**The data:**
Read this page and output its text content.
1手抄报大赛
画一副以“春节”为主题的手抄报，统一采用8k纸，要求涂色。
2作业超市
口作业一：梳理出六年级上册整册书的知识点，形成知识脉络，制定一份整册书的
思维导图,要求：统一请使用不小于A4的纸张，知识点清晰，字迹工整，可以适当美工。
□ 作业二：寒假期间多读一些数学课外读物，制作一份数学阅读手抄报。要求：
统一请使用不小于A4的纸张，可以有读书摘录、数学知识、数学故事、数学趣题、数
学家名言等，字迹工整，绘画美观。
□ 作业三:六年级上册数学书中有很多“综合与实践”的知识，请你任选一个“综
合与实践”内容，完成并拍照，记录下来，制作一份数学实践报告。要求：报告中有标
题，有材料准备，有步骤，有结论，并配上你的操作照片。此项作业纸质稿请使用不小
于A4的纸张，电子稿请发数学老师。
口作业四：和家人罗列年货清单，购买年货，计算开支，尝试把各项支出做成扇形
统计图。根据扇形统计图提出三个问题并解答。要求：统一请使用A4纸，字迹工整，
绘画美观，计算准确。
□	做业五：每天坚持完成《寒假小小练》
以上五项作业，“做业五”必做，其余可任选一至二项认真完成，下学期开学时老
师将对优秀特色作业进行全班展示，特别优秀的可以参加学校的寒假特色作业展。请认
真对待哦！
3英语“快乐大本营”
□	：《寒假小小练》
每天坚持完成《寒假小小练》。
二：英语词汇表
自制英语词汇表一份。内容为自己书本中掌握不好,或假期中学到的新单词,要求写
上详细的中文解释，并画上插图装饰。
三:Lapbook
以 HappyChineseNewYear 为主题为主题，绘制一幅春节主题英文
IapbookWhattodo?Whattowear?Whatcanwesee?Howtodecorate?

**What to work on:**
Filter the listing for the word "字迹工整" and copy every line that holds it.

**Solved exercise:**
思维导图,要求：统一请使用不小于A4的纸张，知识点清晰，字迹工整，可以适当美工。
学家名言等，字迹工整，绘画美观。
统计图。根据扇形统计图提出三个问题并解答。要求：统一请使用A4纸，字迹工整，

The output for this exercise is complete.